_What the task asks_
Each entry must be given again exactly; images do not belong in the copy.
-- BEGIN Data for the task --
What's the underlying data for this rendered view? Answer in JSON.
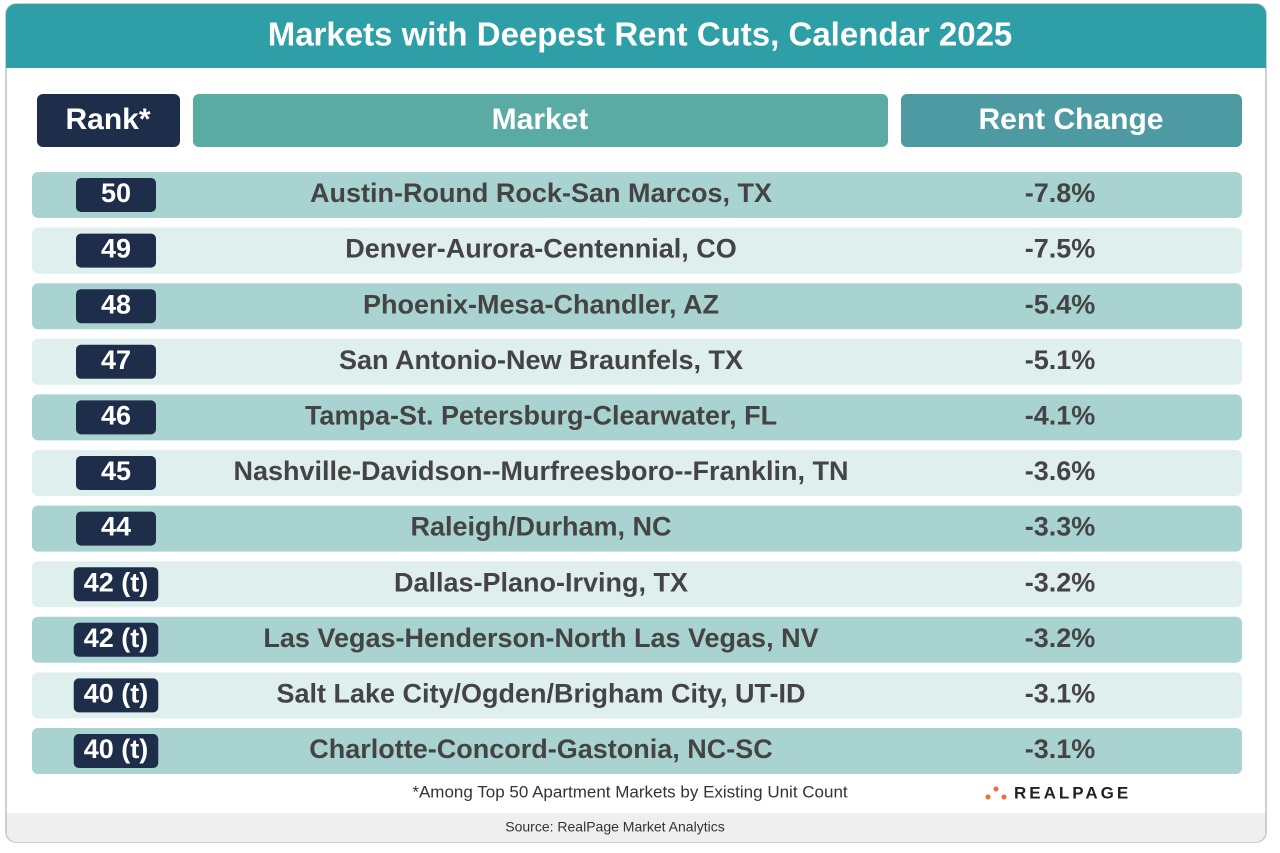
{
  "header": {
    "title": "Markets with Deepest Rent Cuts, Calendar 2025"
  },
  "table": {
    "headers": [
      "Rank*",
      "Market",
      "Rent Change"
    ],
    "rows": [
      [
        "50",
        "Austin-Round Rock-San Marcos, TX",
        "-7.8%"
      ],
      [
        "49",
        "Denver-Aurora-Centennial, CO",
        "-7.5%"
      ],
      [
        "48",
        "Phoenix-Mesa-Chandler, AZ",
        "-5.4%"
      ],
      [
        "47",
        "San Antonio-New Braunfels, TX",
        "-5.1%"
      ],
      [
        "46",
        "Tampa-St. Petersburg-Clearwater, FL",
        "-4.1%"
      ],
      [
        "45",
        "Nashville-Davidson--Murfreesboro--Franklin, TN",
        "-3.6%"
      ],
      [
        "44",
        "Raleigh/Durham, NC",
        "-3.3%"
      ],
      [
        "42 (t)",
        "Dallas-Plano-Irving, TX",
        "-3.2%"
      ],
      [
        "42 (t)",
        "Las Vegas-Henderson-North Las Vegas, NV",
        "-3.2%"
      ],
      [
        "40 (t)",
        "Salt Lake City/Ogden/Brigham City, UT-ID",
        "-3.1%"
      ],
      [
        "40 (t)",
        "Charlotte-Concord-Gastonia, NC-SC",
        "-3.1%"
      ]
    ]
  },
  "footnote": "*Among Top 50 Apartment Markets by Existing Unit Count",
  "logo": "REALPAGE",
  "source": "Source: RealPage Market Analytics"
}
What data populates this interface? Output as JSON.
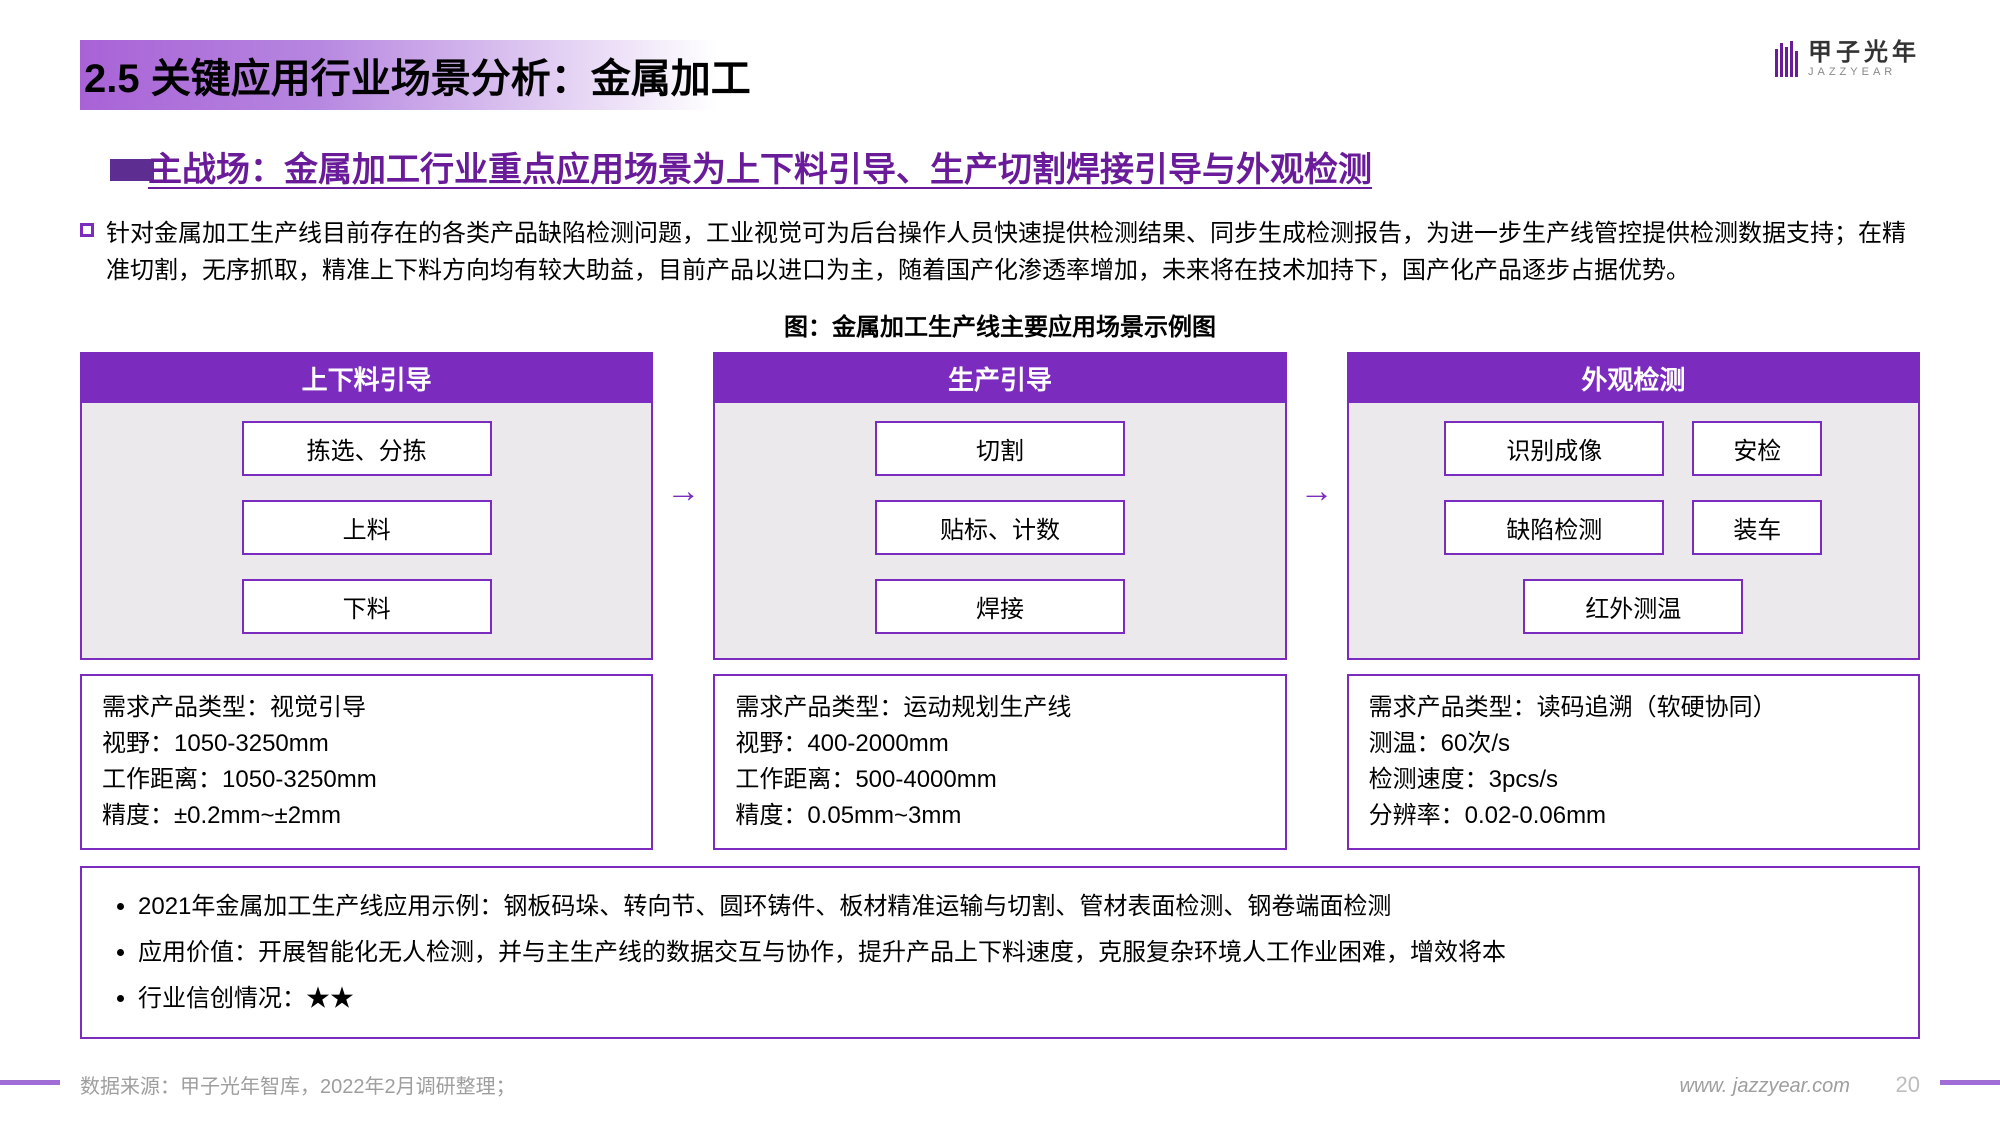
{
  "brand": {
    "cn": "甲子光年",
    "en": "JAZZYEAR"
  },
  "title": "2.5 关键应用行业场景分析：金属加工",
  "subtitle": "主战场：金属加工行业重点应用场景为上下料引导、生产切割焊接引导与外观检测",
  "paragraph": "针对金属加工生产线目前存在的各类产品缺陷检测问题，工业视觉可为后台操作人员快速提供检测结果、同步生成检测报告，为进一步生产线管控提供检测数据支持；在精准切割，无序抓取，精准上下料方向均有较大助益，目前产品以进口为主，随着国产化渗透率增加，未来将在技术加持下，国产化产品逐步占据优势。",
  "figure_title": "图：金属加工生产线主要应用场景示例图",
  "columns": [
    {
      "header": "上下料引导",
      "layout": "single",
      "items": [
        "拣选、分拣",
        "上料",
        "下料"
      ],
      "spec": "需求产品类型：视觉引导\n视野：1050-3250mm\n工作距离：1050-3250mm\n精度：±0.2mm~±2mm"
    },
    {
      "header": "生产引导",
      "layout": "single",
      "items": [
        "切割",
        "贴标、计数",
        "焊接"
      ],
      "spec": "需求产品类型：运动规划生产线\n视野：400-2000mm\n工作距离：500-4000mm\n精度：0.05mm~3mm"
    },
    {
      "header": "外观检测",
      "layout": "double",
      "rows": [
        [
          "识别成像",
          "安检"
        ],
        [
          "缺陷检测",
          "装车"
        ],
        [
          "红外测温"
        ]
      ],
      "spec": "需求产品类型：读码追溯（软硬协同）\n测温：60次/s\n检测速度：3pcs/s\n分辨率：0.02-0.06mm"
    }
  ],
  "bottom_bullets": [
    "2021年金属加工生产线应用示例：钢板码垛、转向节、圆环铸件、板材精准运输与切割、管材表面检测、钢卷端面检测",
    "应用价值：开展智能化无人检测，并与主生产线的数据交互与协作，提升产品上下料速度，克服复杂环境人工作业困难，增效将本",
    "行业信创情况：★★"
  ],
  "footer": {
    "source": "数据来源：甲子光年智库，2022年2月调研整理；",
    "url": "www. jazzyear.com",
    "page": "20"
  },
  "colors": {
    "brand_purple": "#7b2cbf",
    "accent_purple": "#6a1b9a",
    "card_bg": "#ece9ec"
  }
}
-- END Data for the task --
_Reply_
What's the underlying data for this rendered view? Answer in JSON.
{
  "header": {
    "title": "Markets with Deepest Rent Cuts, Calendar 2025"
  },
  "table": {
    "headers": [
      "Rank*",
      "Market",
      "Rent Change"
    ],
    "rows": [
      [
        "50",
        "Austin-Round Rock-San Marcos, TX",
        "-7.8%"
      ],
      [
        "49",
        "Denver-Aurora-Centennial, CO",
        "-7.5%"
      ],
      [
        "48",
        "Phoenix-Mesa-Chandler, AZ",
        "-5.4%"
      ],
      [
        "47",
        "San Antonio-New Braunfels, TX",
        "-5.1%"
      ],
      [
        "46",
        "Tampa-St. Petersburg-Clearwater, FL",
        "-4.1%"
      ],
      [
        "45",
        "Nashville-Davidson--Murfreesboro--Franklin, TN",
        "-3.6%"
      ],
      [
        "44",
        "Raleigh/Durham, NC",
        "-3.3%"
      ],
      [
        "42 (t)",
        "Dallas-Plano-Irving, TX",
        "-3.2%"
      ],
      [
        "42 (t)",
        "Las Vegas-Henderson-North Las Vegas, NV",
        "-3.2%"
      ],
      [
        "40 (t)",
        "Salt Lake City/Ogden/Brigham City, UT-ID",
        "-3.1%"
      ],
      [
        "40 (t)",
        "Charlotte-Concord-Gastonia, NC-SC",
        "-3.1%"
      ]
    ]
  },
  "footnote": "*Among Top 50 Apartment Markets by Existing Unit Count",
  "logo": "REALPAGE",
  "source": "Source: RealPage Market Analytics"
}
What data populates this interface? Output as JSON.
{
  "brand": {
    "cn": "甲子光年",
    "en": "JAZZYEAR"
  },
  "title": "2.5 关键应用行业场景分析：金属加工",
  "subtitle": "主战场：金属加工行业重点应用场景为上下料引导、生产切割焊接引导与外观检测",
  "paragraph": "针对金属加工生产线目前存在的各类产品缺陷检测问题，工业视觉可为后台操作人员快速提供检测结果、同步生成检测报告，为进一步生产线管控提供检测数据支持；在精准切割，无序抓取，精准上下料方向均有较大助益，目前产品以进口为主，随着国产化渗透率增加，未来将在技术加持下，国产化产品逐步占据优势。",
  "figure_title": "图：金属加工生产线主要应用场景示例图",
  "columns": [
    {
      "header": "上下料引导",
      "layout": "single",
      "items": [
        "拣选、分拣",
        "上料",
        "下料"
      ],
      "spec": "需求产品类型：视觉引导\n视野：1050-3250mm\n工作距离：1050-3250mm\n精度：±0.2mm~±2mm"
    },
    {
      "header": "生产引导",
      "layout": "single",
      "items": [
        "切割",
        "贴标、计数",
        "焊接"
      ],
      "spec": "需求产品类型：运动规划生产线\n视野：400-2000mm\n工作距离：500-4000mm\n精度：0.05mm~3mm"
    },
    {
      "header": "外观检测",
      "layout": "double",
      "rows": [
        [
          "识别成像",
          "安检"
        ],
        [
          "缺陷检测",
          "装车"
        ],
        [
          "红外测温"
        ]
      ],
      "spec": "需求产品类型：读码追溯（软硬协同）\n测温：60次/s\n检测速度：3pcs/s\n分辨率：0.02-0.06mm"
    }
  ],
  "bottom_bullets": [
    "2021年金属加工生产线应用示例：钢板码垛、转向节、圆环铸件、板材精准运输与切割、管材表面检测、钢卷端面检测",
    "应用价值：开展智能化无人检测，并与主生产线的数据交互与协作，提升产品上下料速度，克服复杂环境人工作业困难，增效将本",
    "行业信创情况：★★"
  ],
  "footer": {
    "source": "数据来源：甲子光年智库，2022年2月调研整理；",
    "url": "www. jazzyear.com",
    "page": "20"
  },
  "colors": {
    "brand_purple": "#7b2cbf",
    "accent_purple": "#6a1b9a",
    "card_bg": "#ece9ec"
  }
}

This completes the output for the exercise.